■ Given problem
Lines containing the word "JSON" are the ones to copy from the records below.

■ Items from a figure collection
◇ ◇ ◇ ◇

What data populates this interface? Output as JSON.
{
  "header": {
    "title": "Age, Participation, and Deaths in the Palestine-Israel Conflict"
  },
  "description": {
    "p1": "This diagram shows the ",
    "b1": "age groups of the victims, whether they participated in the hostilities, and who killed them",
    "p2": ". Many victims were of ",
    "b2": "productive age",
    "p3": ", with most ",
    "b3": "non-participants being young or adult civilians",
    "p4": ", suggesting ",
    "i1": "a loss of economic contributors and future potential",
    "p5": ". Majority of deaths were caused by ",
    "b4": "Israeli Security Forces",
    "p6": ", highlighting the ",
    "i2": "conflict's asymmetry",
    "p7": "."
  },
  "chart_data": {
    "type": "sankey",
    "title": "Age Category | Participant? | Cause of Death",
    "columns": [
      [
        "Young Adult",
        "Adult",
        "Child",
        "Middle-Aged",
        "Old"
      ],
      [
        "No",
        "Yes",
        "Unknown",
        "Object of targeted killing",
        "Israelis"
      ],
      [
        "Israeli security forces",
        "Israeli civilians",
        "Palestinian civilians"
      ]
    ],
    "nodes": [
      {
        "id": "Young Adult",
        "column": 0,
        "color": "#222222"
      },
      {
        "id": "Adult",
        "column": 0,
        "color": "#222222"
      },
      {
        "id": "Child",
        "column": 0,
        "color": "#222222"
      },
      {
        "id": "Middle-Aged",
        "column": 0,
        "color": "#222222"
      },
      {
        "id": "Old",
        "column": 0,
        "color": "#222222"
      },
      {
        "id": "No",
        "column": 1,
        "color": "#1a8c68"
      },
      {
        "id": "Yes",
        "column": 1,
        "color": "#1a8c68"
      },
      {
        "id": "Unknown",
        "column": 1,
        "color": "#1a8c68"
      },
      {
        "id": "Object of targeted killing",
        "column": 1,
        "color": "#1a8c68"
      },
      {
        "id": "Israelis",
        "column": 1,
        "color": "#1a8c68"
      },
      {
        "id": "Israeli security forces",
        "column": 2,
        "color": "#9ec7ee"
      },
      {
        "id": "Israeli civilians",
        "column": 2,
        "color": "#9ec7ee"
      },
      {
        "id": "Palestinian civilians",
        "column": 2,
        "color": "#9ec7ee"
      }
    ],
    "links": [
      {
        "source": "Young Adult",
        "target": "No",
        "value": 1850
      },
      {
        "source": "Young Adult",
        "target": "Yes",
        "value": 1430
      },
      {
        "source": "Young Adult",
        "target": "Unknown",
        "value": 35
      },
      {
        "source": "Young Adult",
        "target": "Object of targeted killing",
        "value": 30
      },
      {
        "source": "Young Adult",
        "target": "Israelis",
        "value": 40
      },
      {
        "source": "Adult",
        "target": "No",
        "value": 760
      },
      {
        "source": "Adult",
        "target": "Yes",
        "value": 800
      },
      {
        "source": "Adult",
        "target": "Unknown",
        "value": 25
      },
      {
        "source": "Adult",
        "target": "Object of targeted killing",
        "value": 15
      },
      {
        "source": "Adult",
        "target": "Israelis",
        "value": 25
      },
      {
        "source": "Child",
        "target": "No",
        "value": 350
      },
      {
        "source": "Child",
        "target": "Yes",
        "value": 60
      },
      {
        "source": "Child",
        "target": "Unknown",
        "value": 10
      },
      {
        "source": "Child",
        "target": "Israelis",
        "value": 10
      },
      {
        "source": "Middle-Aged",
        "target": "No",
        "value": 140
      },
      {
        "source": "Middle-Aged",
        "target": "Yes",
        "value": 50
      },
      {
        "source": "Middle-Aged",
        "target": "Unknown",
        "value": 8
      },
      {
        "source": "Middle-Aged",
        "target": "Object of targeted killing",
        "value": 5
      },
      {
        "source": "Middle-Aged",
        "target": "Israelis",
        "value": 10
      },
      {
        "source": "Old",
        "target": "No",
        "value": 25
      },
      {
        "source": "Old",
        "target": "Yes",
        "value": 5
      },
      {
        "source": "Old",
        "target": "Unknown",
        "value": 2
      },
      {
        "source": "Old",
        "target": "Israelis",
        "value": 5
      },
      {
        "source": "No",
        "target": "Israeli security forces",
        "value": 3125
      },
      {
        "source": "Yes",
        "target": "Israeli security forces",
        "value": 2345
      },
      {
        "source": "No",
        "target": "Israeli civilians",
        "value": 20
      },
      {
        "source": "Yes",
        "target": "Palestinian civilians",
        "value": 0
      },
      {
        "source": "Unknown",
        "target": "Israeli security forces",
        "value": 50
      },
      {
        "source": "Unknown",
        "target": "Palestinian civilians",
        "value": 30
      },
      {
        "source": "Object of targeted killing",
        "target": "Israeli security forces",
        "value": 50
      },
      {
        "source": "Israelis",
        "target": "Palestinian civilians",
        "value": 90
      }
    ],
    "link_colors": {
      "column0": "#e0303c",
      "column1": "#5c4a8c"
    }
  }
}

◇ ◇ ◇ ◇

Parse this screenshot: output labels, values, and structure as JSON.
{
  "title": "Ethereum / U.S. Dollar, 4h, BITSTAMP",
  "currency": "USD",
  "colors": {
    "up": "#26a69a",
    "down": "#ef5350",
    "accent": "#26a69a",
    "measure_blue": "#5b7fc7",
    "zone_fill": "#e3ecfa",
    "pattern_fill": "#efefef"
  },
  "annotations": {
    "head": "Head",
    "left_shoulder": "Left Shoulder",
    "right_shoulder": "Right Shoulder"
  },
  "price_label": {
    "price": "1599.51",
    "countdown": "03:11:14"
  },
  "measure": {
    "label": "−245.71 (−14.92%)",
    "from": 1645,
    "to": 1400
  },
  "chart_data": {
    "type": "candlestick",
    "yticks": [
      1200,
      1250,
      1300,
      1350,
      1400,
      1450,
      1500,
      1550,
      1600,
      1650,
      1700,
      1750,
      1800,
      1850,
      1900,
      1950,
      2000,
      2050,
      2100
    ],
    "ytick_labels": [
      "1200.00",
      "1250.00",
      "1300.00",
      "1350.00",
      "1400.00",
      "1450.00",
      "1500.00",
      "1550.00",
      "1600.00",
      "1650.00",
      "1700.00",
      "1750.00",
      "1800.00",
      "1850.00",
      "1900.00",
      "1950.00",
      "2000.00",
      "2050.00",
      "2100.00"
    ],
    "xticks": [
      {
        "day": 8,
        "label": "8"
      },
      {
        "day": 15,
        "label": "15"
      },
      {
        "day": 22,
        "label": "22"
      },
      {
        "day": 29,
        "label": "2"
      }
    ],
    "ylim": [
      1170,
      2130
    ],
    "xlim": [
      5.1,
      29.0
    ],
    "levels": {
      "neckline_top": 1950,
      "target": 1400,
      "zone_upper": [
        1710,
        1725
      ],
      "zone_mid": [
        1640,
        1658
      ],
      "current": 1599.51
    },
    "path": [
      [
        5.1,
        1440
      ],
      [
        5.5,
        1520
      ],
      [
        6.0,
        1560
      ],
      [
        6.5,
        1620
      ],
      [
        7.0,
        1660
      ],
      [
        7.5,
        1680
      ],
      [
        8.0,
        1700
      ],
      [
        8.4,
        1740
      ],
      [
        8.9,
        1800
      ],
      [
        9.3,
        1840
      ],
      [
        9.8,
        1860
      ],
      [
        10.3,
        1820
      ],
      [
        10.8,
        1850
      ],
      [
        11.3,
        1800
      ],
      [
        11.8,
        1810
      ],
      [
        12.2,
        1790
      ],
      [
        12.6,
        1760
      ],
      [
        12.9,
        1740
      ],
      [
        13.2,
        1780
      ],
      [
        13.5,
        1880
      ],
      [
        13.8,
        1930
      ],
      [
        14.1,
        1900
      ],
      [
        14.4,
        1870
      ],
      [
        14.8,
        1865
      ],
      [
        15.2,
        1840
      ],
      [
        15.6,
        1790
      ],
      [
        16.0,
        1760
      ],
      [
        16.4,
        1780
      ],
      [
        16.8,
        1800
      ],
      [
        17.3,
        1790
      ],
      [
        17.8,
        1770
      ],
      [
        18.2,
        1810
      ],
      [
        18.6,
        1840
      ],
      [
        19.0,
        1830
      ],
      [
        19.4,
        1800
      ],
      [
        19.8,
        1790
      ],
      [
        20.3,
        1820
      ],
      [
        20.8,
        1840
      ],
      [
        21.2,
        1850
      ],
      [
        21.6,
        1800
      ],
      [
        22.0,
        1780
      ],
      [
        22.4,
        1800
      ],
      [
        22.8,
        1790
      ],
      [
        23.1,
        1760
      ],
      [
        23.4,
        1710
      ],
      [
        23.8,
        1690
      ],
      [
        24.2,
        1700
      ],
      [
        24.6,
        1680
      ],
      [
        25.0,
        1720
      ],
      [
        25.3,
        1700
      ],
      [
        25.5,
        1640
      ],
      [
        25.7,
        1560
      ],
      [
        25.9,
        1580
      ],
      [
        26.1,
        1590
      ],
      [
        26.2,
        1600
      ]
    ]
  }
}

◇ ◇ ◇ ◇

■ Answer to the task
What data populates this interface? Output as JSON.
Parse this screenshot: output labels, values, and structure as JSON.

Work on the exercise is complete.